> [Data records]
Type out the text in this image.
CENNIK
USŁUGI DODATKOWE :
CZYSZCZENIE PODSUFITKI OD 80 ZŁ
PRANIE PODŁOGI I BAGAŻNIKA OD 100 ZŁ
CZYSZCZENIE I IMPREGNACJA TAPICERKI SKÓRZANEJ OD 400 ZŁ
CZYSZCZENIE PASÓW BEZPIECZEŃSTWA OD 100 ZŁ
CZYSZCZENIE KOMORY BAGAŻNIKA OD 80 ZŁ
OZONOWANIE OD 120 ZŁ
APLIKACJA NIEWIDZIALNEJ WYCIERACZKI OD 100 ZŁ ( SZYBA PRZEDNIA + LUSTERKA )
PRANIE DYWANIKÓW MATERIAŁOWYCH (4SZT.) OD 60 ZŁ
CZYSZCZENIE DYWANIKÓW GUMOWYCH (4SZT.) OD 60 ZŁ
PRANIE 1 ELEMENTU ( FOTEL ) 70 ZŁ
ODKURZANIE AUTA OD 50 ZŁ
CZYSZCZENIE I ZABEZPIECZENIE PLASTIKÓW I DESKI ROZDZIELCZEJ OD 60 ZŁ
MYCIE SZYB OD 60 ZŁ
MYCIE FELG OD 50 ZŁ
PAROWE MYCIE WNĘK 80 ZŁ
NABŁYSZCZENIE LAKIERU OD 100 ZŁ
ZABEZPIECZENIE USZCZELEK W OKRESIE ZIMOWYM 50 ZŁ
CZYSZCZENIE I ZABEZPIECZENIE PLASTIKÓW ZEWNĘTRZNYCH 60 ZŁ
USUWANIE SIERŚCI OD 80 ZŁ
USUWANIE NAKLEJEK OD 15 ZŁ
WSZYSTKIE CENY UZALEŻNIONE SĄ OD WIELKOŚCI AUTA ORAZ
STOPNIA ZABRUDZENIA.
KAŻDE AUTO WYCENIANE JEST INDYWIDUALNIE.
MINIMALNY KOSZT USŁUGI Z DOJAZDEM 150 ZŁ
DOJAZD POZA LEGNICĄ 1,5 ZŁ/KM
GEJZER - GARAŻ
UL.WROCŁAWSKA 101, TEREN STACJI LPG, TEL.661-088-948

> [What you have to do] Search the lines above for the string "CZYSZCZENIE" and copy each line that has it.

> [Completed exercise]
CZYSZCZENIE PODSUFITKI OD 80 ZŁ
CZYSZCZENIE I IMPREGNACJA TAPICERKI SKÓRZANEJ OD 400 ZŁ
CZYSZCZENIE PASÓW BEZPIECZEŃSTWA OD 100 ZŁ
CZYSZCZENIE KOMORY BAGAŻNIKA OD 80 ZŁ
CZYSZCZENIE DYWANIKÓW GUMOWYCH (4SZT.) OD 60 ZŁ
CZYSZCZENIE I ZABEZPIECZENIE PLASTIKÓW I DESKI ROZDZIELCZEJ OD 60 ZŁ
CZYSZCZENIE I ZABEZPIECZENIE PLASTIKÓW ZEWNĘTRZNYCH 60 ZŁ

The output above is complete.